** begin DATA SUPPLIED **
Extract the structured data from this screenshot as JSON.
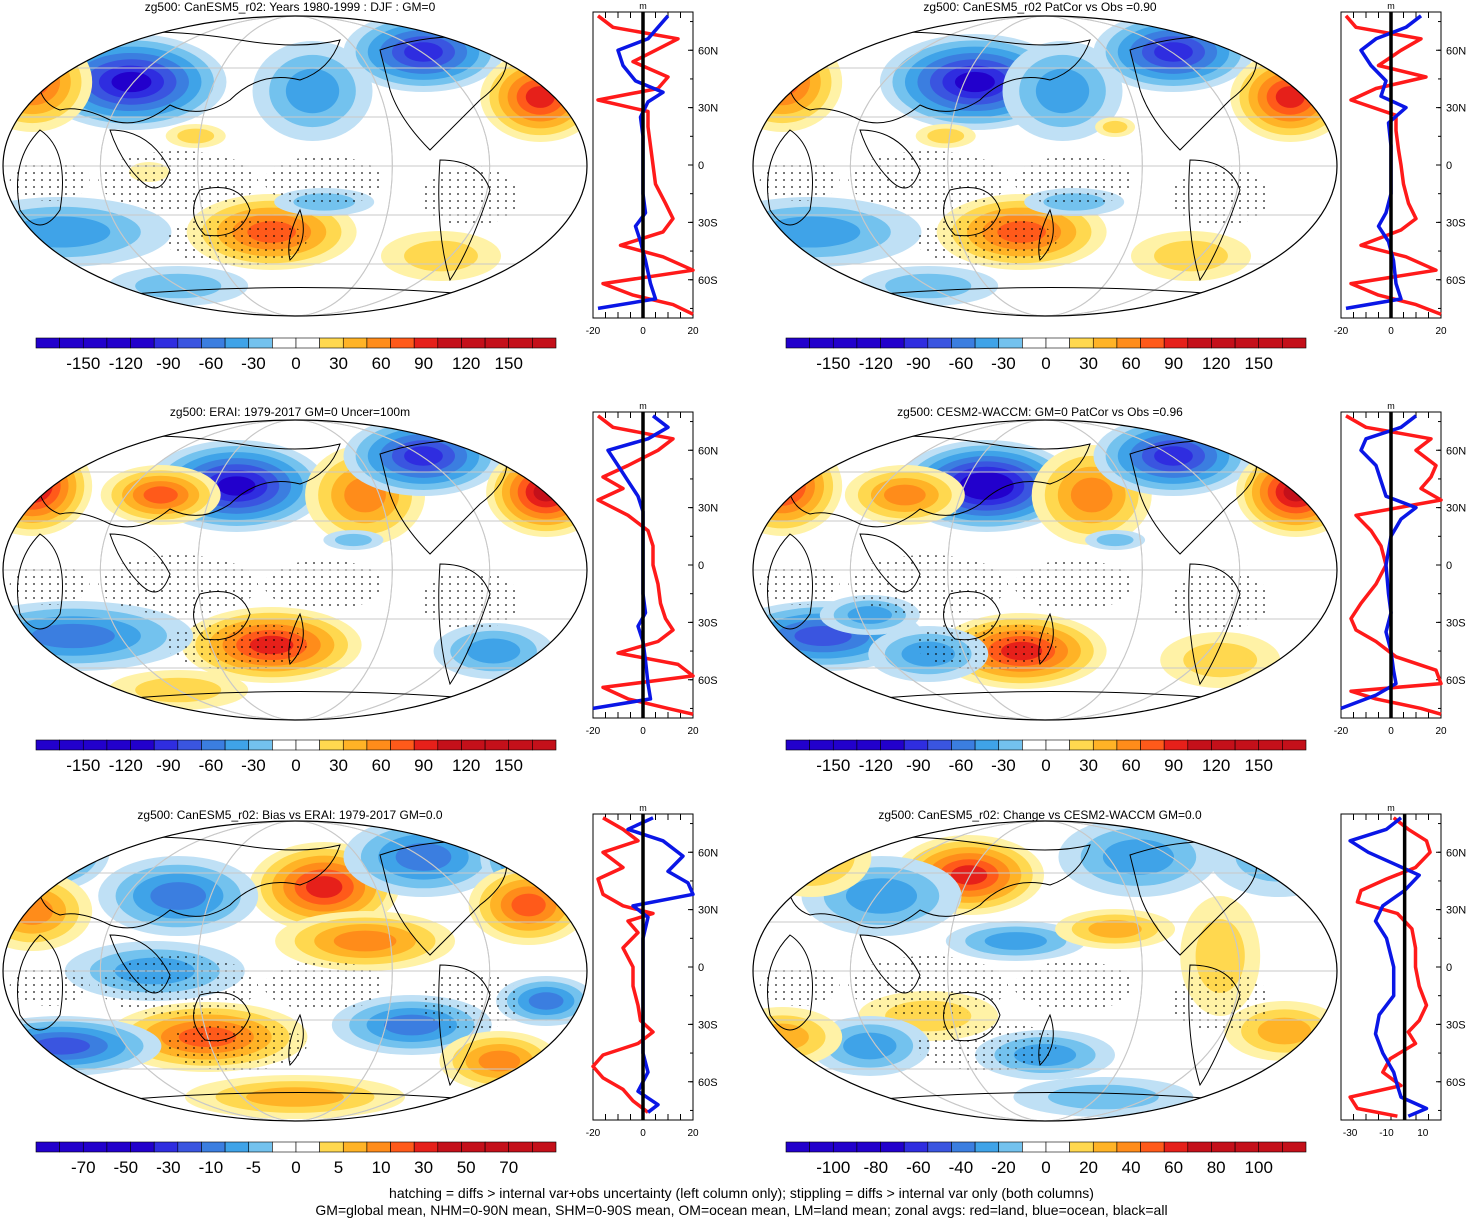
{
  "colors": {
    "warm": [
      "#ffffff",
      "#fff2a6",
      "#ffd84f",
      "#ffb326",
      "#ff8c1a",
      "#ff5a1a",
      "#e6201a",
      "#c4101a"
    ],
    "cool": [
      "#ffffff",
      "#bfe0f5",
      "#73c2ee",
      "#3fa3e8",
      "#3b7ee0",
      "#3a55e0",
      "#2f2de0",
      "#2200cc"
    ],
    "land_profile": "#ff1a1a",
    "ocean_profile": "#0a16e6",
    "all_profile": "#000000",
    "grid": "#c8c8c8"
  },
  "footer": {
    "line1": "hatching = diffs > internal var+obs uncertainty (left column only); stippling = diffs > internal var only (both columns)",
    "line2": "GM=global mean, NHM=0-90N mean, SHM=0-90S mean, OM=ocean mean, LM=land mean; zonal avgs: red=land, blue=ocean, black=all"
  },
  "panels": [
    {
      "title": "zg500: CanESM5_r02: Years 1980-1999 : DJF : GM=0",
      "colorbar": {
        "labels": [
          "-150",
          "-120",
          "-90",
          "-60",
          "-30",
          "0",
          "30",
          "60",
          "90",
          "120",
          "150"
        ],
        "n_bins": 22
      },
      "profile": {
        "unit": "m",
        "xticks": [
          "-20",
          "0",
          "20"
        ],
        "xlim": [
          -20,
          20
        ],
        "lat_labels": [
          "60N",
          "30N",
          "0",
          "30S",
          "60S"
        ],
        "lat_values": [
          60,
          30,
          0,
          -30,
          -60
        ],
        "blue": [
          [
            78,
            10
          ],
          [
            72,
            6
          ],
          [
            66,
            2
          ],
          [
            60,
            -10
          ],
          [
            52,
            -8
          ],
          [
            44,
            -3
          ],
          [
            38,
            8
          ],
          [
            33,
            2
          ],
          [
            25,
            -1
          ],
          [
            15,
            0
          ],
          [
            0,
            0
          ],
          [
            -15,
            0
          ],
          [
            -25,
            1
          ],
          [
            -32,
            -3
          ],
          [
            -40,
            -1
          ],
          [
            -50,
            1
          ],
          [
            -62,
            3
          ],
          [
            -70,
            5
          ],
          [
            -75,
            -18
          ]
        ],
        "red": [
          [
            78,
            -18
          ],
          [
            72,
            -12
          ],
          [
            66,
            14
          ],
          [
            60,
            5
          ],
          [
            54,
            -4
          ],
          [
            46,
            10
          ],
          [
            40,
            6
          ],
          [
            34,
            -18
          ],
          [
            28,
            2
          ],
          [
            20,
            2
          ],
          [
            10,
            3
          ],
          [
            0,
            4
          ],
          [
            -10,
            5
          ],
          [
            -20,
            9
          ],
          [
            -28,
            12
          ],
          [
            -35,
            8
          ],
          [
            -42,
            -9
          ],
          [
            -48,
            8
          ],
          [
            -55,
            20
          ],
          [
            -62,
            -16
          ],
          [
            -68,
            -4
          ],
          [
            -73,
            12
          ],
          [
            -78,
            20
          ]
        ]
      }
    },
    {
      "title": "zg500: CanESM5_r02 PatCor vs Obs =0.90",
      "colorbar": {
        "labels": [
          "-150",
          "-120",
          "-90",
          "-60",
          "-30",
          "0",
          "30",
          "60",
          "90",
          "120",
          "150"
        ],
        "n_bins": 22
      },
      "profile": {
        "unit": "m",
        "xticks": [
          "-20",
          "0",
          "20"
        ],
        "xlim": [
          -20,
          20
        ],
        "lat_labels": [
          "60N",
          "30N",
          "0",
          "30S",
          "60S"
        ],
        "lat_values": [
          60,
          30,
          0,
          -30,
          -60
        ],
        "blue": [
          [
            78,
            12
          ],
          [
            72,
            6
          ],
          [
            66,
            -6
          ],
          [
            60,
            -12
          ],
          [
            52,
            -8
          ],
          [
            44,
            -2
          ],
          [
            36,
            -4
          ],
          [
            30,
            6
          ],
          [
            22,
            -1
          ],
          [
            10,
            0
          ],
          [
            0,
            0
          ],
          [
            -15,
            0
          ],
          [
            -25,
            -2
          ],
          [
            -32,
            -5
          ],
          [
            -40,
            -1
          ],
          [
            -50,
            1
          ],
          [
            -62,
            2
          ],
          [
            -70,
            4
          ],
          [
            -75,
            -18
          ]
        ],
        "red": [
          [
            78,
            -18
          ],
          [
            72,
            -14
          ],
          [
            66,
            12
          ],
          [
            60,
            4
          ],
          [
            52,
            -5
          ],
          [
            46,
            14
          ],
          [
            40,
            -6
          ],
          [
            34,
            -16
          ],
          [
            26,
            2
          ],
          [
            18,
            2
          ],
          [
            8,
            3
          ],
          [
            0,
            4
          ],
          [
            -10,
            5
          ],
          [
            -20,
            7
          ],
          [
            -28,
            10
          ],
          [
            -34,
            4
          ],
          [
            -42,
            -12
          ],
          [
            -48,
            6
          ],
          [
            -55,
            18
          ],
          [
            -62,
            -16
          ],
          [
            -68,
            -5
          ],
          [
            -73,
            10
          ],
          [
            -78,
            20
          ]
        ]
      }
    },
    {
      "title": "zg500: ERAI: 1979-2017 GM=0 Uncer=100m",
      "colorbar": {
        "labels": [
          "-150",
          "-120",
          "-90",
          "-60",
          "-30",
          "0",
          "30",
          "60",
          "90",
          "120",
          "150"
        ],
        "n_bins": 22
      },
      "profile": {
        "unit": "m",
        "xticks": [
          "-20",
          "0",
          "20"
        ],
        "xlim": [
          -20,
          20
        ],
        "lat_labels": [
          "60N",
          "30N",
          "0",
          "30S",
          "60S"
        ],
        "lat_values": [
          60,
          30,
          0,
          -30,
          -60
        ],
        "blue": [
          [
            78,
            4
          ],
          [
            72,
            10
          ],
          [
            66,
            2
          ],
          [
            60,
            -14
          ],
          [
            52,
            -10
          ],
          [
            44,
            -6
          ],
          [
            36,
            -2
          ],
          [
            28,
            0
          ],
          [
            15,
            0
          ],
          [
            0,
            0
          ],
          [
            -15,
            0
          ],
          [
            -25,
            1
          ],
          [
            -32,
            -2
          ],
          [
            -40,
            0
          ],
          [
            -50,
            1
          ],
          [
            -62,
            2
          ],
          [
            -70,
            3
          ],
          [
            -75,
            -20
          ]
        ],
        "red": [
          [
            78,
            -18
          ],
          [
            72,
            -12
          ],
          [
            66,
            12
          ],
          [
            60,
            6
          ],
          [
            52,
            -6
          ],
          [
            46,
            -16
          ],
          [
            40,
            -8
          ],
          [
            34,
            -18
          ],
          [
            26,
            -6
          ],
          [
            18,
            2
          ],
          [
            10,
            4
          ],
          [
            0,
            4
          ],
          [
            -10,
            6
          ],
          [
            -20,
            7
          ],
          [
            -28,
            9
          ],
          [
            -34,
            12
          ],
          [
            -40,
            6
          ],
          [
            -46,
            -10
          ],
          [
            -52,
            14
          ],
          [
            -58,
            20
          ],
          [
            -64,
            -16
          ],
          [
            -70,
            -6
          ],
          [
            -75,
            10
          ],
          [
            -78,
            20
          ]
        ]
      }
    },
    {
      "title": "zg500: CESM2-WACCM: GM=0 PatCor vs Obs =0.96",
      "colorbar": {
        "labels": [
          "-150",
          "-120",
          "-90",
          "-60",
          "-30",
          "0",
          "30",
          "60",
          "90",
          "120",
          "150"
        ],
        "n_bins": 22
      },
      "profile": {
        "unit": "m",
        "xticks": [
          "-20",
          "0",
          "20"
        ],
        "xlim": [
          -20,
          20
        ],
        "lat_labels": [
          "60N",
          "30N",
          "0",
          "30S",
          "60S"
        ],
        "lat_values": [
          60,
          30,
          0,
          -30,
          -60
        ],
        "blue": [
          [
            78,
            10
          ],
          [
            72,
            4
          ],
          [
            66,
            -10
          ],
          [
            60,
            -12
          ],
          [
            52,
            -6
          ],
          [
            44,
            -4
          ],
          [
            36,
            -2
          ],
          [
            30,
            10
          ],
          [
            24,
            4
          ],
          [
            15,
            0
          ],
          [
            0,
            -2
          ],
          [
            -15,
            -1
          ],
          [
            -25,
            0
          ],
          [
            -35,
            -2
          ],
          [
            -45,
            0
          ],
          [
            -55,
            1
          ],
          [
            -62,
            2
          ],
          [
            -68,
            -6
          ],
          [
            -75,
            -20
          ]
        ],
        "red": [
          [
            78,
            -18
          ],
          [
            72,
            -10
          ],
          [
            66,
            16
          ],
          [
            60,
            10
          ],
          [
            52,
            18
          ],
          [
            46,
            16
          ],
          [
            40,
            12
          ],
          [
            34,
            20
          ],
          [
            26,
            -14
          ],
          [
            18,
            -8
          ],
          [
            10,
            -4
          ],
          [
            0,
            -2
          ],
          [
            -10,
            -6
          ],
          [
            -20,
            -12
          ],
          [
            -28,
            -16
          ],
          [
            -34,
            -14
          ],
          [
            -40,
            -6
          ],
          [
            -48,
            2
          ],
          [
            -55,
            18
          ],
          [
            -62,
            20
          ],
          [
            -66,
            -16
          ],
          [
            -70,
            -6
          ],
          [
            -75,
            12
          ],
          [
            -78,
            20
          ]
        ]
      }
    },
    {
      "title": "zg500: CanESM5_r02: Bias vs ERAI: 1979-2017 GM=0.0",
      "colorbar": {
        "labels": [
          "-70",
          "-50",
          "-30",
          "-10",
          "-5",
          "0",
          "5",
          "10",
          "30",
          "50",
          "70"
        ],
        "n_bins": 22
      },
      "profile": {
        "unit": "m",
        "xticks": [
          "-20",
          "0",
          "20"
        ],
        "xlim": [
          -20,
          20
        ],
        "lat_labels": [
          "60N",
          "30N",
          "0",
          "30S",
          "60S"
        ],
        "lat_values": [
          60,
          30,
          0,
          -30,
          -60
        ],
        "blue": [
          [
            78,
            4
          ],
          [
            72,
            -6
          ],
          [
            66,
            8
          ],
          [
            58,
            16
          ],
          [
            50,
            10
          ],
          [
            44,
            18
          ],
          [
            38,
            20
          ],
          [
            32,
            -4
          ],
          [
            26,
            2
          ],
          [
            15,
            0
          ],
          [
            0,
            0
          ],
          [
            -15,
            0
          ],
          [
            -25,
            0
          ],
          [
            -35,
            0
          ],
          [
            -45,
            0
          ],
          [
            -55,
            2
          ],
          [
            -65,
            -2
          ],
          [
            -72,
            6
          ],
          [
            -76,
            2
          ]
        ],
        "red": [
          [
            78,
            -16
          ],
          [
            72,
            -8
          ],
          [
            66,
            -2
          ],
          [
            60,
            -16
          ],
          [
            52,
            -8
          ],
          [
            46,
            -18
          ],
          [
            38,
            -16
          ],
          [
            32,
            -8
          ],
          [
            28,
            4
          ],
          [
            24,
            -6
          ],
          [
            18,
            -2
          ],
          [
            10,
            -8
          ],
          [
            0,
            -4
          ],
          [
            -10,
            -4
          ],
          [
            -20,
            -2
          ],
          [
            -28,
            -1
          ],
          [
            -34,
            4
          ],
          [
            -40,
            -2
          ],
          [
            -46,
            -16
          ],
          [
            -52,
            -20
          ],
          [
            -58,
            -16
          ],
          [
            -64,
            -8
          ],
          [
            -70,
            -4
          ],
          [
            -76,
            2
          ]
        ]
      }
    },
    {
      "title": "zg500: CanESM5_r02: Change vs CESM2-WACCM GM=0.0",
      "colorbar": {
        "labels": [
          "-100",
          "-80",
          "-60",
          "-40",
          "-20",
          "0",
          "20",
          "40",
          "60",
          "80",
          "100"
        ],
        "n_bins": 22
      },
      "profile": {
        "unit": "m",
        "xticks": [
          "-30",
          "-10",
          "10"
        ],
        "xlim": [
          -35,
          20
        ],
        "lat_labels": [
          "60N",
          "30N",
          "0",
          "30S",
          "60S"
        ],
        "lat_values": [
          60,
          30,
          0,
          -30,
          -60
        ],
        "blue": [
          [
            78,
            -2
          ],
          [
            72,
            -10
          ],
          [
            66,
            -30
          ],
          [
            60,
            -20
          ],
          [
            54,
            -6
          ],
          [
            48,
            8
          ],
          [
            40,
            0
          ],
          [
            32,
            -12
          ],
          [
            24,
            -16
          ],
          [
            15,
            -10
          ],
          [
            0,
            -6
          ],
          [
            -15,
            -6
          ],
          [
            -25,
            -14
          ],
          [
            -35,
            -16
          ],
          [
            -45,
            -12
          ],
          [
            -55,
            -6
          ],
          [
            -62,
            -4
          ],
          [
            -68,
            -2
          ],
          [
            -74,
            12
          ],
          [
            -78,
            2
          ]
        ],
        "red": [
          [
            78,
            -6
          ],
          [
            72,
            2
          ],
          [
            66,
            12
          ],
          [
            60,
            14
          ],
          [
            52,
            6
          ],
          [
            46,
            -10
          ],
          [
            40,
            -24
          ],
          [
            34,
            -26
          ],
          [
            28,
            -4
          ],
          [
            20,
            4
          ],
          [
            10,
            6
          ],
          [
            0,
            6
          ],
          [
            -10,
            8
          ],
          [
            -20,
            12
          ],
          [
            -28,
            8
          ],
          [
            -34,
            2
          ],
          [
            -40,
            6
          ],
          [
            -48,
            -8
          ],
          [
            -55,
            -12
          ],
          [
            -62,
            -2
          ],
          [
            -68,
            -30
          ],
          [
            -74,
            -26
          ],
          [
            -78,
            -4
          ]
        ]
      }
    }
  ]
}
** end DATA SUPPLIED **
SET TASK:
Work out how many lines above have the string "WACCM" in them, and give only the number.

WORKED SOLUTION:
2